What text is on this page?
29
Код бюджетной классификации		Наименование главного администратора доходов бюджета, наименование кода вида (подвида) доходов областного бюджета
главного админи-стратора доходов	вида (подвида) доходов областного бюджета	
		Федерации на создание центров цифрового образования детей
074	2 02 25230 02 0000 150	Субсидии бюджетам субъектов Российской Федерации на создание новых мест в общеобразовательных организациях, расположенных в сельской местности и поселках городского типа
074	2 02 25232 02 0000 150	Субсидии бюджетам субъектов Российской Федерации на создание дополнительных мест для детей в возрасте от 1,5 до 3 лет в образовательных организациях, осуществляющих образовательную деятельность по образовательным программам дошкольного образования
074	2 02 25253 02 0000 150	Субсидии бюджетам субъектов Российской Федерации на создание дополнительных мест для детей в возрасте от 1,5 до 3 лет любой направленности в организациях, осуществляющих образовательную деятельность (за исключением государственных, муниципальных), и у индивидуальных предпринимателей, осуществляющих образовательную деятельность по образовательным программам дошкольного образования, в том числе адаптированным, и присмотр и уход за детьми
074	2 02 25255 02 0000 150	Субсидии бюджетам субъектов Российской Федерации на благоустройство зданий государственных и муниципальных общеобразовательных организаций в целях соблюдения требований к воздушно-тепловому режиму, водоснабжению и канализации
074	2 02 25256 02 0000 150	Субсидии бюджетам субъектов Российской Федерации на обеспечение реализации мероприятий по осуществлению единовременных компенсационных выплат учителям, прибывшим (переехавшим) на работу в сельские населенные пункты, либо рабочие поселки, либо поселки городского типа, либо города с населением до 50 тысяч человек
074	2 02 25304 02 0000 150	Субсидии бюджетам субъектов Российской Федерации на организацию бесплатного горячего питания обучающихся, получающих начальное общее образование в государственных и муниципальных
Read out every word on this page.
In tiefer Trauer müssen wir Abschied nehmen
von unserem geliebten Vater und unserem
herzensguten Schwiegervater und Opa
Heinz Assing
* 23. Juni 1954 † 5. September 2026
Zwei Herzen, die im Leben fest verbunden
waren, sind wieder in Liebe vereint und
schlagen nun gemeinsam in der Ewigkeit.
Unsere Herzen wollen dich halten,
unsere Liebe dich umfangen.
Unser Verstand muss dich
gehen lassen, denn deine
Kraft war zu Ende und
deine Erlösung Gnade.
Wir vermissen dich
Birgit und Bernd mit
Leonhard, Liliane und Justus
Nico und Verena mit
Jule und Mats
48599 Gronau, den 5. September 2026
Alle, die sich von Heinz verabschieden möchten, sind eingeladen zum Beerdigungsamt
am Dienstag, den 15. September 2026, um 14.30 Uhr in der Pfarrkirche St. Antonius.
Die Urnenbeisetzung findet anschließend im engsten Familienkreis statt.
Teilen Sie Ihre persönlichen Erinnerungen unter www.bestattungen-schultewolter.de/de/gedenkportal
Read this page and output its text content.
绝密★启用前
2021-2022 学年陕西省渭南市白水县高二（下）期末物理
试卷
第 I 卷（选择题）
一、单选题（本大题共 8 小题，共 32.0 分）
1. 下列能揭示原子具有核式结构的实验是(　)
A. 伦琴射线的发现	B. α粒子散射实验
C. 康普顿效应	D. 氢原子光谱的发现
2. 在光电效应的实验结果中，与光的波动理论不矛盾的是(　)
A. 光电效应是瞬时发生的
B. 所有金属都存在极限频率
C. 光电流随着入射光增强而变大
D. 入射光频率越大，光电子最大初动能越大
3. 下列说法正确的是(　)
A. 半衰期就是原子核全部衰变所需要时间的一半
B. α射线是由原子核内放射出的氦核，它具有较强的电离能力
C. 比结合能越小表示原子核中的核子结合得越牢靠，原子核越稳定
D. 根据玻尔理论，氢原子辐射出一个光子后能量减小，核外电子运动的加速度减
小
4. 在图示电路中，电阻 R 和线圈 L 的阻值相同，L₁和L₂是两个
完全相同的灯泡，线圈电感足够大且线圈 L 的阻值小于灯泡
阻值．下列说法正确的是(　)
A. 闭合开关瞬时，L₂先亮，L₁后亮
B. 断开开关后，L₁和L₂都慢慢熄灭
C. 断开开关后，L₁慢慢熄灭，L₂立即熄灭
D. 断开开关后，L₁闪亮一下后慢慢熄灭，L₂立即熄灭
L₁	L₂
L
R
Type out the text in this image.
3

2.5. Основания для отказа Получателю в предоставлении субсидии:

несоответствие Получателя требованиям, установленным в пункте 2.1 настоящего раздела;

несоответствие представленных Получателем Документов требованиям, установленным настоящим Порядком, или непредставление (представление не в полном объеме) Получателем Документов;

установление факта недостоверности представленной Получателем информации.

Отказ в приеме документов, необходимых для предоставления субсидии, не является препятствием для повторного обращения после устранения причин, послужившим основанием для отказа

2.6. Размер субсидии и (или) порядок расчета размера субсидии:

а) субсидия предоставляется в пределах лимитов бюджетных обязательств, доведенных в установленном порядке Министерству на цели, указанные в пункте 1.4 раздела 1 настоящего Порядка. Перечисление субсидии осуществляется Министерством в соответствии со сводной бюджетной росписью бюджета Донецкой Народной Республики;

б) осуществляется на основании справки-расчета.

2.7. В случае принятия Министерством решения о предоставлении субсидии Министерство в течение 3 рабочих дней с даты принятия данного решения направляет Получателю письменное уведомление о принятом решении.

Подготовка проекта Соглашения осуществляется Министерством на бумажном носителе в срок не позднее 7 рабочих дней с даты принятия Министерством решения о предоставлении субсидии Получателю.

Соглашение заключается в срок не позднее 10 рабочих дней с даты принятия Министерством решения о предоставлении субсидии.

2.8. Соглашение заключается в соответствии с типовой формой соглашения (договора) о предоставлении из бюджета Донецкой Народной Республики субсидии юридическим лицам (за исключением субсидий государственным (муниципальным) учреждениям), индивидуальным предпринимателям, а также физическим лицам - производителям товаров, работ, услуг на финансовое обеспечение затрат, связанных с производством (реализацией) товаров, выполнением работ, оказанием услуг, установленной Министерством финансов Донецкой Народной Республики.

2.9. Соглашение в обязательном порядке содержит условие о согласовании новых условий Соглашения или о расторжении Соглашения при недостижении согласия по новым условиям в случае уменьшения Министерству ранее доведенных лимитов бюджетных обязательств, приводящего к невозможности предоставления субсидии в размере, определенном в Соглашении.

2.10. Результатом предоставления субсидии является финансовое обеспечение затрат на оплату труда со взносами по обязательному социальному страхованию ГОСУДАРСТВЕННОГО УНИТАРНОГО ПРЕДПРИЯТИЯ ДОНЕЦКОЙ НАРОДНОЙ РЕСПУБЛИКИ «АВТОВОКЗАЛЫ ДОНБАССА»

EXERCISE DIRECTIONS:
Retype the records in full. Keep every line identical to the original.

SOLUTION FOR THIS PROBLEM:
What text is on this page?
29
Код бюджетной классификации		Наименование главного администратора доходов бюджета, наименование кода вида (подвида) доходов областного бюджета
главного админи-стратора доходов	вида (подвида) доходов областного бюджета	
		Федерации на создание центров цифрового образования детей
074	2 02 25230 02 0000 150	Субсидии бюджетам субъектов Российской Федерации на создание новых мест в общеобразовательных организациях, расположенных в сельской местности и поселках городского типа
074	2 02 25232 02 0000 150	Субсидии бюджетам субъектов Российской Федерации на создание дополнительных мест для детей в возрасте от 1,5 до 3 лет в образовательных организациях, осуществляющих образовательную деятельность по образовательным программам дошкольного образования
074	2 02 25253 02 0000 150	Субсидии бюджетам субъектов Российской Федерации на создание дополнительных мест для детей в возрасте от 1,5 до 3 лет любой направленности в организациях, осуществляющих образовательную деятельность (за исключением государственных, муниципальных), и у индивидуальных предпринимателей, осуществляющих образовательную деятельность по образовательным программам дошкольного образования, в том числе адаптированным, и присмотр и уход за детьми
074	2 02 25255 02 0000 150	Субсидии бюджетам субъектов Российской Федерации на благоустройство зданий государственных и муниципальных общеобразовательных организаций в целях соблюдения требований к воздушно-тепловому режиму, водоснабжению и канализации
074	2 02 25256 02 0000 150	Субсидии бюджетам субъектов Российской Федерации на обеспечение реализации мероприятий по осуществлению единовременных компенсационных выплат учителям, прибывшим (переехавшим) на работу в сельские населенные пункты, либо рабочие поселки, либо поселки городского типа, либо города с населением до 50 тысяч человек
074	2 02 25304 02 0000 150	Субсидии бюджетам субъектов Российской Федерации на организацию бесплатного горячего питания обучающихся, получающих начальное общее образование в государственных и муниципальных
Read out every word on this page.
In tiefer Trauer müssen wir Abschied nehmen
von unserem geliebten Vater und unserem
herzensguten Schwiegervater und Opa
Heinz Assing
* 23. Juni 1954 † 5. September 2026
Zwei Herzen, die im Leben fest verbunden
waren, sind wieder in Liebe vereint und
schlagen nun gemeinsam in der Ewigkeit.
Unsere Herzen wollen dich halten,
unsere Liebe dich umfangen.
Unser Verstand muss dich
gehen lassen, denn deine
Kraft war zu Ende und
deine Erlösung Gnade.
Wir vermissen dich
Birgit und Bernd mit
Leonhard, Liliane und Justus
Nico und Verena mit
Jule und Mats
48599 Gronau, den 5. September 2026
Alle, die sich von Heinz verabschieden möchten, sind eingeladen zum Beerdigungsamt
am Dienstag, den 15. September 2026, um 14.30 Uhr in der Pfarrkirche St. Antonius.
Die Urnenbeisetzung findet anschließend im engsten Familienkreis statt.
Teilen Sie Ihre persönlichen Erinnerungen unter www.bestattungen-schultewolter.de/de/gedenkportal
Read this page and output its text content.
绝密★启用前
2021-2022 学年陕西省渭南市白水县高二（下）期末物理
试卷
第 I 卷（选择题）
一、单选题（本大题共 8 小题，共 32.0 分）
1. 下列能揭示原子具有核式结构的实验是(　)
A. 伦琴射线的发现	B. α粒子散射实验
C. 康普顿效应	D. 氢原子光谱的发现
2. 在光电效应的实验结果中，与光的波动理论不矛盾的是(　)
A. 光电效应是瞬时发生的
B. 所有金属都存在极限频率
C. 光电流随着入射光增强而变大
D. 入射光频率越大，光电子最大初动能越大
3. 下列说法正确的是(　)
A. 半衰期就是原子核全部衰变所需要时间的一半
B. α射线是由原子核内放射出的氦核，它具有较强的电离能力
C. 比结合能越小表示原子核中的核子结合得越牢靠，原子核越稳定
D. 根据玻尔理论，氢原子辐射出一个光子后能量减小，核外电子运动的加速度减
小
4. 在图示电路中，电阻 R 和线圈 L 的阻值相同，L₁和L₂是两个
完全相同的灯泡，线圈电感足够大且线圈 L 的阻值小于灯泡
阻值．下列说法正确的是(　)
A. 闭合开关瞬时，L₂先亮，L₁后亮
B. 断开开关后，L₁和L₂都慢慢熄灭
C. 断开开关后，L₁慢慢熄灭，L₂立即熄灭
D. 断开开关后，L₁闪亮一下后慢慢熄灭，L₂立即熄灭
L₁	L₂
L
R
Type out the text in this image.
3

2.5. Основания для отказа Получателю в предоставлении субсидии:

несоответствие Получателя требованиям, установленным в пункте 2.1 настоящего раздела;

несоответствие представленных Получателем Документов требованиям, установленным настоящим Порядком, или непредставление (представление не в полном объеме) Получателем Документов;

установление факта недостоверности представленной Получателем информации.

Отказ в приеме документов, необходимых для предоставления субсидии, не является препятствием для повторного обращения после устранения причин, послужившим основанием для отказа

2.6. Размер субсидии и (или) порядок расчета размера субсидии:

а) субсидия предоставляется в пределах лимитов бюджетных обязательств, доведенных в установленном порядке Министерству на цели, указанные в пункте 1.4 раздела 1 настоящего Порядка. Перечисление субсидии осуществляется Министерством в соответствии со сводной бюджетной росписью бюджета Донецкой Народной Республики;

б) осуществляется на основании справки-расчета.

2.7. В случае принятия Министерством решения о предоставлении субсидии Министерство в течение 3 рабочих дней с даты принятия данного решения направляет Получателю письменное уведомление о принятом решении.

Подготовка проекта Соглашения осуществляется Министерством на бумажном носителе в срок не позднее 7 рабочих дней с даты принятия Министерством решения о предоставлении субсидии Получателю.

Соглашение заключается в срок не позднее 10 рабочих дней с даты принятия Министерством решения о предоставлении субсидии.

2.8. Соглашение заключается в соответствии с типовой формой соглашения (договора) о предоставлении из бюджета Донецкой Народной Республики субсидии юридическим лицам (за исключением субсидий государственным (муниципальным) учреждениям), индивидуальным предпринимателям, а также физическим лицам - производителям товаров, работ, услуг на финансовое обеспечение затрат, связанных с производством (реализацией) товаров, выполнением работ, оказанием услуг, установленной Министерством финансов Донецкой Народной Республики.

2.9. Соглашение в обязательном порядке содержит условие о согласовании новых условий Соглашения или о расторжении Соглашения при недостижении согласия по новым условиям в случае уменьшения Министерству ранее доведенных лимитов бюджетных обязательств, приводящего к невозможности предоставления субсидии в размере, определенном в Соглашении.

2.10. Результатом предоставления субсидии является финансовое обеспечение затрат на оплату труда со взносами по обязательному социальному страхованию ГОСУДАРСТВЕННОГО УНИТАРНОГО ПРЕДПРИЯТИЯ ДОНЕЦКОЙ НАРОДНОЙ РЕСПУБЛИКИ «АВТОВОКЗАЛЫ ДОНБАССА»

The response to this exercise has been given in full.